Written request | Of all the lines in the records, how many hold the word "тебе"? Answer with the number only.
────────
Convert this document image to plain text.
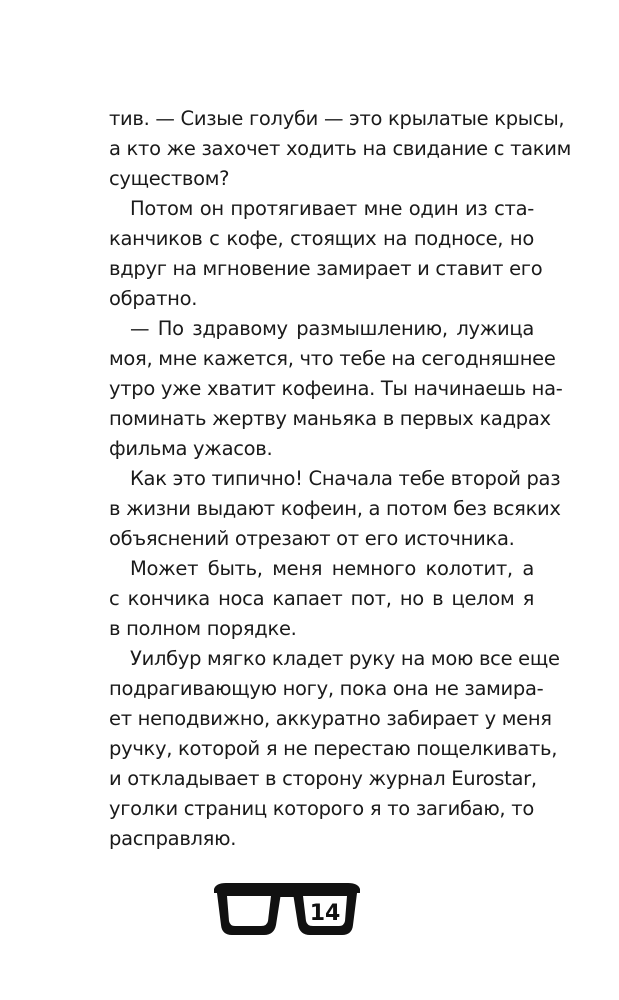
тив. — Сизые голуби — это крылатые крысы,
а кто же захочет ходить на свидание с таким
существом?
Потом он протягивает мне один из ста-
канчиков с кофе, стоящих на подносе, но
вдруг на мгновение замирает и ставит его
обратно.
— По здравому размышлению, лужица
моя, мне кажется, что тебе на сегодняшнее
утро уже хватит кофеина. Ты начинаешь на-
поминать жертву маньяка в первых кадрах
фильма ужасов.
Как это типично! Сначала тебе второй раз
в жизни выдают кофеин, а потом без всяких
объяснений отрезают от его источника.
Может быть, меня немного колотит, а
с кончика носа капает пот, но в целом я
в полном порядке.
Уилбур мягко кладет руку на мою все еще
подрагивающую ногу, пока она не замира-
ет неподвижно, аккуратно забирает у меня
ручку, которой я не перестаю пощелкивать,
и откладывает в сторону журнал Eurostar,
уголки страниц которого я то загибаю, то
расправляю.
14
────────
Answer to the task | 2